### To be done
Give all of the lines again exactly as they read.

### Records that describe figures

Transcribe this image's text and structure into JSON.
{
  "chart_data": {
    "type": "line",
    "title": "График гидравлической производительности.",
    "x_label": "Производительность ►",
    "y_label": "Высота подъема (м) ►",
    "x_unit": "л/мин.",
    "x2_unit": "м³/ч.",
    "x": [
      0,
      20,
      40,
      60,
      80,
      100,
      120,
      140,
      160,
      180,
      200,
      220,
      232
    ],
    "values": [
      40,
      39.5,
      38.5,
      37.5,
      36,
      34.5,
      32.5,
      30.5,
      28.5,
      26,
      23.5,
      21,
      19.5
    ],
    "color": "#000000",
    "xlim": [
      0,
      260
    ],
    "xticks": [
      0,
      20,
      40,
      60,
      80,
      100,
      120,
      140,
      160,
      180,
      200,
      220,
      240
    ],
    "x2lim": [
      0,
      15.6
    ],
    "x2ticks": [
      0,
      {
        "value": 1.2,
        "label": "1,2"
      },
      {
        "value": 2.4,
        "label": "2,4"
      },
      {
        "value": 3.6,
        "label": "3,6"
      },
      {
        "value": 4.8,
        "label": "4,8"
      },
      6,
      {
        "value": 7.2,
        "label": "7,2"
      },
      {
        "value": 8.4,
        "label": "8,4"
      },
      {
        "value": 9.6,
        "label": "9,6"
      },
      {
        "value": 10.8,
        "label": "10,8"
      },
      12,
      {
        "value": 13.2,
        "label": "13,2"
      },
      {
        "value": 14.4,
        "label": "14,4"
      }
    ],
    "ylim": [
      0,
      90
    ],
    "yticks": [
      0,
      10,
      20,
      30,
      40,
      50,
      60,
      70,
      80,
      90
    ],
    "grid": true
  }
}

### Result
Transcribe this image's text and structure into JSON.
{
  "chart_data": {
    "type": "line",
    "title": "График гидравлической производительности.",
    "x_label": "Производительность ►",
    "y_label": "Высота подъема (м) ►",
    "x_unit": "л/мин.",
    "x2_unit": "м³/ч.",
    "x": [
      0,
      20,
      40,
      60,
      80,
      100,
      120,
      140,
      160,
      180,
      200,
      220,
      232
    ],
    "values": [
      40,
      39.5,
      38.5,
      37.5,
      36,
      34.5,
      32.5,
      30.5,
      28.5,
      26,
      23.5,
      21,
      19.5
    ],
    "color": "#000000",
    "xlim": [
      0,
      260
    ],
    "xticks": [
      0,
      20,
      40,
      60,
      80,
      100,
      120,
      140,
      160,
      180,
      200,
      220,
      240
    ],
    "x2lim": [
      0,
      15.6
    ],
    "x2ticks": [
      0,
      {
        "value": 1.2,
        "label": "1,2"
      },
      {
        "value": 2.4,
        "label": "2,4"
      },
      {
        "value": 3.6,
        "label": "3,6"
      },
      {
        "value": 4.8,
        "label": "4,8"
      },
      6,
      {
        "value": 7.2,
        "label": "7,2"
      },
      {
        "value": 8.4,
        "label": "8,4"
      },
      {
        "value": 9.6,
        "label": "9,6"
      },
      {
        "value": 10.8,
        "label": "10,8"
      },
      12,
      {
        "value": 13.2,
        "label": "13,2"
      },
      {
        "value": 14.4,
        "label": "14,4"
      }
    ],
    "ylim": [
      0,
      90
    ],
    "yticks": [
      0,
      10,
      20,
      30,
      40,
      50,
      60,
      70,
      80,
      90
    ],
    "grid": true
  }
}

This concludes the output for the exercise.